• _Challenge 1_: Please rewrite a stretch of the records. Begin at the line that has "square-point (173, 246, 192, 267)" and stop after the line that has "triangle-point (204, 310, 224, 329)". Replace "diamond-point" with "rhombus-point" and leave everything else unchanged.

• _Source_:
Whitman news since 1896

Whitman Wire

Vol. CLIV, Issue 10
Whitman news since 1896

Whitman Wire

Whitman news since 1896

Whitman Wire

Long Road Ahead Following Downtown Gas Leak

The Marcus Whitman remains partially open while N 2nd Ave is intermittently closed as the investigation continues. Photo by Isabella Buchter.

The Marcus Whitman Hotel & Conference Center evacuated on Sept. 14 due to a mysterious chemical odor in their basement, and remained closed for almost a month. Since then, the City of Walla Walla, the Washington Department of Ecology and a privately contracted company, Clean Harbors Environmental Services, have been dealing with the hazardous cleanup from a large underground gasoline leak. 

Timeline compiled by Coden Stark; infographic by Kasey Moulton.

The Marcus Whitman reopened the hotel portion of the business on Oct. 12. The lobby, The Marc Restaurant and the Vineyard Lounge remain closed as of press time on Oct. 18. 

The Wire has obtained nearly 400 documents via public records requests related to the gas leak from the City of Walla Walla and the Department of Ecology.

• _Challenge 2_: Write the next part of the article on the downtown gas leak at the Marcus Whitman, starting after its last sentence.

• _Entries_:
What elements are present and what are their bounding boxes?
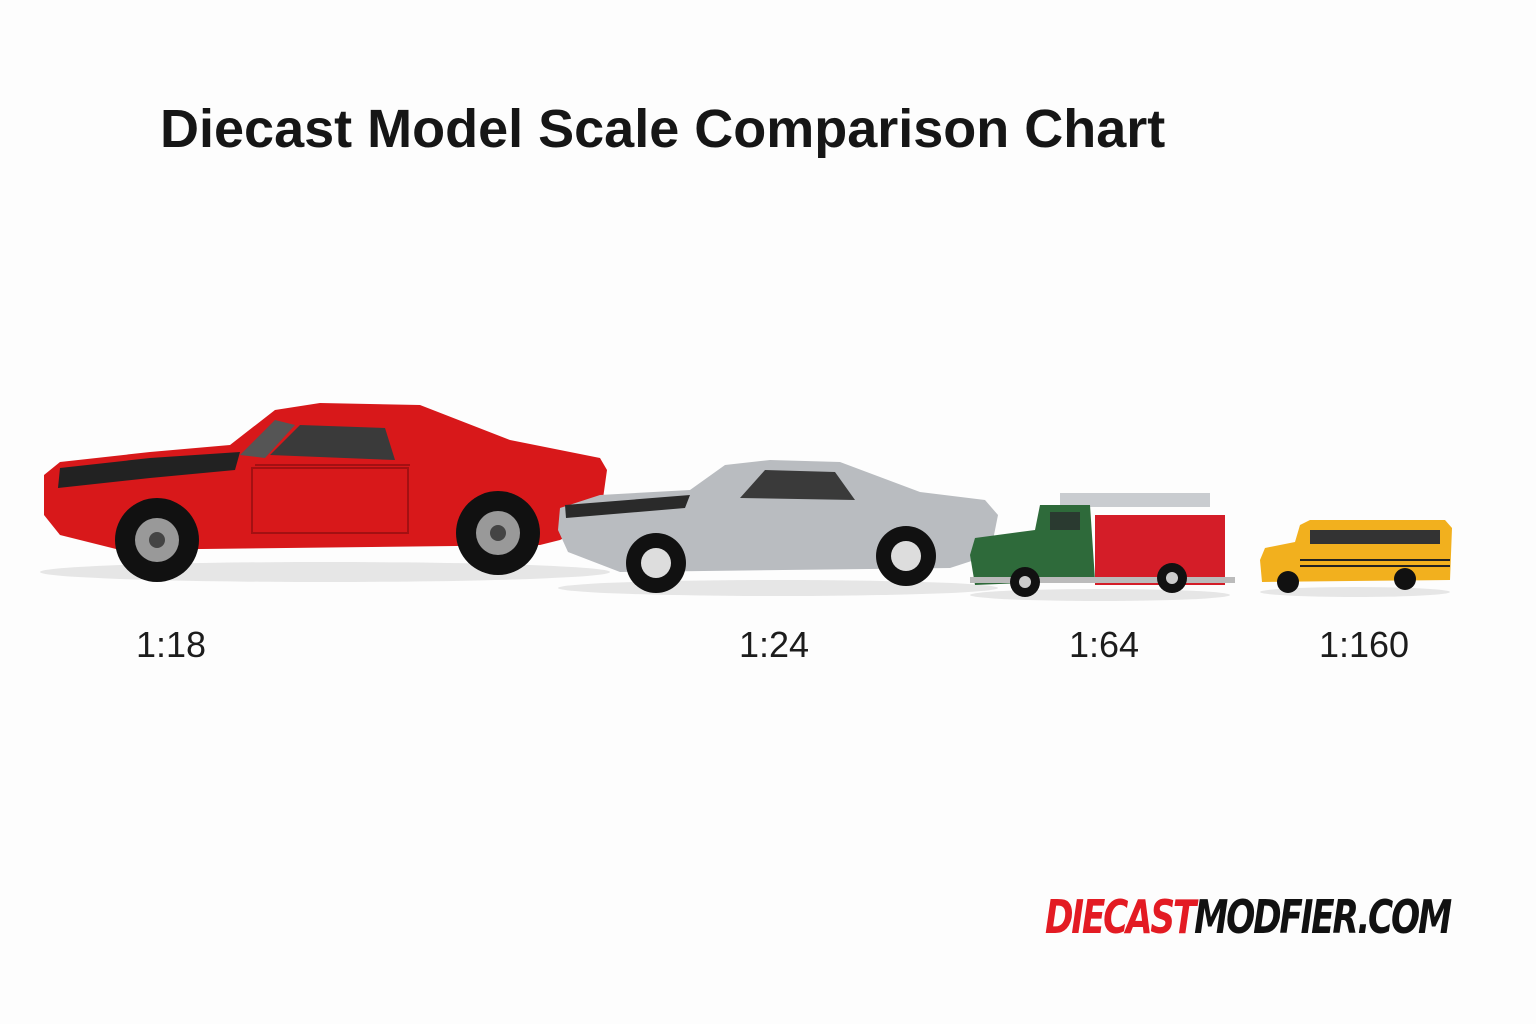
brand-first: DIECAST — [1045, 890, 1199, 944]
red-muscle-car — [40, 403, 610, 582]
school-bus — [1260, 520, 1452, 597]
brand-second: MODFIER.COM — [1194, 890, 1452, 944]
scale-label: 1:160 — [1319, 624, 1409, 665]
silver-car — [558, 460, 998, 596]
brand: DIECASTMODFIER.COM — [1045, 890, 1452, 944]
scale-label: 1:24 — [739, 624, 809, 665]
scale-label: 1:18 — [136, 624, 206, 665]
fire-truck — [970, 493, 1235, 601]
scale-label: 1:64 — [1069, 624, 1139, 665]
title: Diecast Model Scale Comparison Chart — [160, 99, 1165, 159]
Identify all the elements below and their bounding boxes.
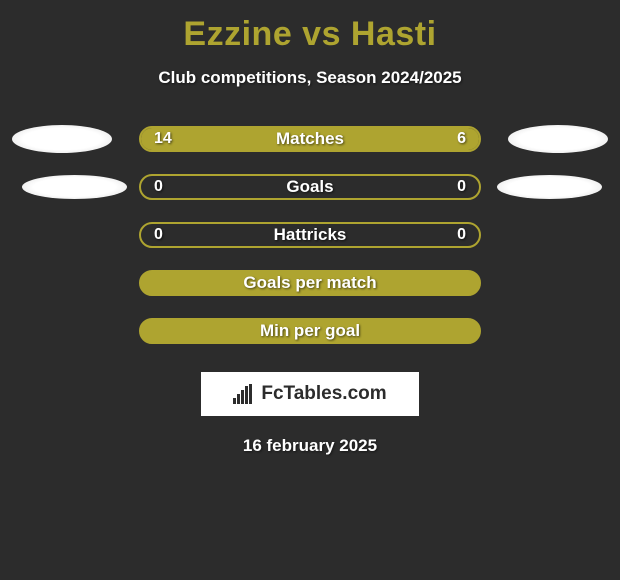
stat-bar: 14 Matches 6 bbox=[139, 126, 481, 152]
team-logo-left bbox=[12, 125, 112, 153]
stat-value-left: 14 bbox=[154, 130, 172, 148]
main-container: Ezzine vs Hasti Club competitions, Seaso… bbox=[0, 0, 620, 456]
stat-label: Min per goal bbox=[260, 321, 360, 341]
branding-banner[interactable]: FcTables.com bbox=[201, 372, 419, 416]
stat-label: Goals bbox=[286, 177, 333, 197]
stat-value-left: 0 bbox=[154, 226, 163, 244]
team-logo-right bbox=[508, 125, 608, 153]
stat-row: Goals per match bbox=[10, 270, 610, 296]
stat-value-left: 0 bbox=[154, 178, 163, 196]
page-title: Ezzine vs Hasti bbox=[183, 15, 436, 54]
stats-area: 14 Matches 6 0 Goals 0 0 Hattricks 0 Goals per ma… bbox=[10, 126, 610, 366]
stat-row: 0 Hattricks 0 bbox=[10, 222, 610, 248]
stat-value-right: 0 bbox=[457, 178, 466, 196]
stat-value-right: 6 bbox=[457, 130, 466, 148]
stat-bar: 0 Goals 0 bbox=[139, 174, 481, 200]
brand-text: FcTables.com bbox=[261, 383, 386, 405]
stat-label: Goals per match bbox=[243, 273, 376, 293]
brand-chart-icon bbox=[233, 384, 257, 404]
team-logo-left bbox=[22, 175, 127, 199]
page-subtitle: Club competitions, Season 2024/2025 bbox=[158, 68, 461, 88]
stat-bar: Goals per match bbox=[139, 270, 481, 296]
date-text: 16 february 2025 bbox=[243, 436, 377, 456]
stat-label: Matches bbox=[276, 129, 344, 149]
stat-row: 0 Goals 0 bbox=[10, 174, 610, 200]
stat-bar: Min per goal bbox=[139, 318, 481, 344]
stat-row: 14 Matches 6 bbox=[10, 126, 610, 152]
stat-value-right: 0 bbox=[457, 226, 466, 244]
stat-label: Hattricks bbox=[274, 225, 347, 245]
stat-row: Min per goal bbox=[10, 318, 610, 344]
team-logo-right bbox=[497, 175, 602, 199]
stat-bar: 0 Hattricks 0 bbox=[139, 222, 481, 248]
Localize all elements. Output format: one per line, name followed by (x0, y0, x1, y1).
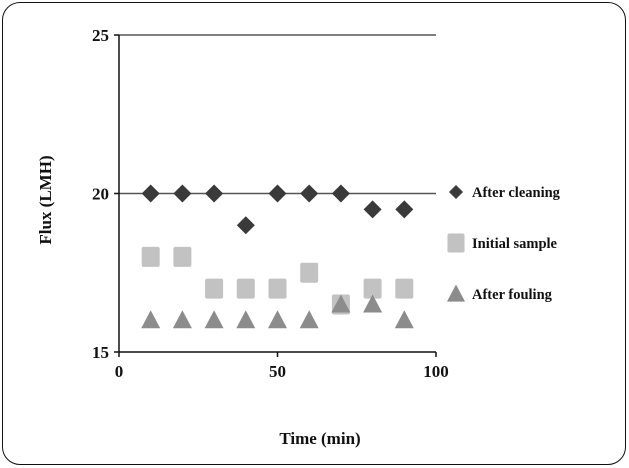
square-point (173, 246, 192, 267)
gridlines (119, 34, 436, 195)
triangle-point (394, 310, 414, 329)
square-point (236, 278, 255, 299)
diamond-point (331, 184, 350, 203)
diamond-point (363, 200, 382, 219)
x-tick-label: 100 (423, 362, 449, 381)
square-point (205, 278, 224, 299)
legend-triangle-icon (446, 284, 466, 302)
triangle-point (204, 310, 224, 329)
square-point (141, 246, 160, 267)
x-axis-label: Time (min) (279, 429, 360, 448)
x-tick-labels: 0 50 100 (115, 352, 449, 381)
triangle-point (141, 310, 161, 329)
x-tick-label: 50 (269, 362, 286, 381)
diamond-point (395, 200, 414, 219)
square-point (363, 278, 382, 299)
data-points (141, 184, 414, 329)
triangle-point (268, 310, 287, 329)
diamond-point (268, 184, 287, 203)
diamond-point (141, 184, 160, 203)
diamond-point (300, 184, 319, 203)
y-tick-label: 20 (92, 185, 109, 204)
triangle-point (331, 294, 351, 313)
square-point (300, 262, 319, 283)
legend-label: After fouling (472, 287, 553, 303)
legend-label: After cleaning (472, 185, 561, 201)
y-tick-label: 15 (92, 343, 109, 362)
diamond-point (173, 184, 192, 203)
square-point (395, 278, 414, 299)
legend: After cleaning Initial sample After foulin… (446, 184, 561, 303)
triangle-point (363, 294, 383, 313)
diamond-point (205, 184, 224, 203)
y-tick-labels: 15 20 25 (92, 26, 119, 362)
triangle-point (172, 310, 192, 329)
triangle-point (299, 310, 319, 329)
y-axis-label: Flux (LMH) (36, 155, 55, 244)
legend-square-icon (447, 233, 465, 253)
y-tick-label: 25 (92, 26, 109, 45)
diamond-point (236, 216, 255, 235)
square-point (268, 278, 287, 299)
legend-diamond-icon (448, 184, 464, 200)
legend-item: Initial sample (447, 233, 558, 253)
legend-item: After cleaning (448, 184, 561, 201)
legend-item: After fouling (446, 284, 553, 303)
legend-label: Initial sample (472, 236, 558, 252)
triangle-point (236, 310, 256, 329)
x-tick-label: 0 (115, 362, 124, 381)
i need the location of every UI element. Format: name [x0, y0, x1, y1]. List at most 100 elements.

• _Final result 1_:
square-point (173, 246, 192, 267)
gridlines (119, 34, 436, 195)
triangle-point (394, 310, 414, 329)
square-point (236, 278, 255, 299)
rhombus-point (331, 184, 350, 203)
rhombus-point (363, 200, 382, 219)
x-tick-label: 100 (423, 362, 449, 381)
square-point (205, 278, 224, 299)
legend-triangle-icon (446, 284, 466, 302)
triangle-point (204, 310, 224, 329)

• _Final result 2_:
Since the evacuation and subsequent investigation of a sump in the basement of the Marcus Whitman, several other low-elevation sites with contaminated products have been found in neighboring buildings, including the Walla Walla Post Office. A sump collects and pushes water out of low-lying spaces; in this instance, the sump was used to contain accumulated water from beneath the Marcus Whitman. 

Over 86,200 gallons of water have been discharged to the Walla Walla wastewater treatment plant following the extensive treatment and testing of pumped contamination plume material, ensuring the gasoline is fully removed.

The treatment process undertaken by Clean Harbors involves frac tanks — for storage and skimming of easily separated product — and a granulated activated carbon (GAC) system that traps contaminants — including volatile organic compounds (VOCs) — from the water. Once gasoline derivatives are no longer detectable through lab tests, the water is sent into the wastewater treatment system at a rate of 15 gallons per minute.

Exposure to a gasoline leak, either through VOCs in the air or dissolved chemicals in the groundwater provide significant risks to public health.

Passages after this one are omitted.